- **YOUR GOAL**
From the records, pick out and copy each line containing "Antique".

Stored data:
-- -- --

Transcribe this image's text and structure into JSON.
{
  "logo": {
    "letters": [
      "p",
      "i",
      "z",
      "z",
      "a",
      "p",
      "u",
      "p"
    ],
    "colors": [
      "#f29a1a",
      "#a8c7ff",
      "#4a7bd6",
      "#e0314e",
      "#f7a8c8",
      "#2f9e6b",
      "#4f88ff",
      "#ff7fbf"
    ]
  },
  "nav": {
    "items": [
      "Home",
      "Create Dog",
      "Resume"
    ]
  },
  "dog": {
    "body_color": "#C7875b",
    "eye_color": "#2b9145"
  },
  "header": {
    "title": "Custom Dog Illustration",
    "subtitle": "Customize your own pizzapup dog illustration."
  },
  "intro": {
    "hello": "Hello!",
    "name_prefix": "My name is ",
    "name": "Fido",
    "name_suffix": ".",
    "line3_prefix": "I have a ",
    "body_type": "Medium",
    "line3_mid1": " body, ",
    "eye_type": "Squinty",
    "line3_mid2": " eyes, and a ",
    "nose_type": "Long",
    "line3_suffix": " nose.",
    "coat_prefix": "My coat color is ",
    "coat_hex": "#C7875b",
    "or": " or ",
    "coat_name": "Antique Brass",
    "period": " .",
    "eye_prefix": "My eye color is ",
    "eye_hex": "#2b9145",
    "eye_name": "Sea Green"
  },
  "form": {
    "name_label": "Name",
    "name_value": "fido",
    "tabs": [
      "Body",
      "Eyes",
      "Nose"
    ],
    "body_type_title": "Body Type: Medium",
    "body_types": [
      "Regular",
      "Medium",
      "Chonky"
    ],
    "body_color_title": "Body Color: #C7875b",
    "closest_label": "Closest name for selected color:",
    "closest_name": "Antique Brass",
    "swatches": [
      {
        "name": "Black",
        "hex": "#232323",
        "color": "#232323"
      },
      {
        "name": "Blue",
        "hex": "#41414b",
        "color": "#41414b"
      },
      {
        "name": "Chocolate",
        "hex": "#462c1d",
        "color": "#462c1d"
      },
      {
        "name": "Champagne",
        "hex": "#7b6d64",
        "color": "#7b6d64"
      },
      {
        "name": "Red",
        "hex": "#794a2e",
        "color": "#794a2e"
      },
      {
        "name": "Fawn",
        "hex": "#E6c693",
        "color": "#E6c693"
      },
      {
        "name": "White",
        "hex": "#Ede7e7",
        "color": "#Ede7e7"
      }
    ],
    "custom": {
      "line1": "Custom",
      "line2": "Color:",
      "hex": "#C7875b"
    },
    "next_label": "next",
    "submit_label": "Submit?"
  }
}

-- -- --

- **TASK ANSWER**
    "coat_name": "Antique Brass",
    "closest_name": "Antique Brass",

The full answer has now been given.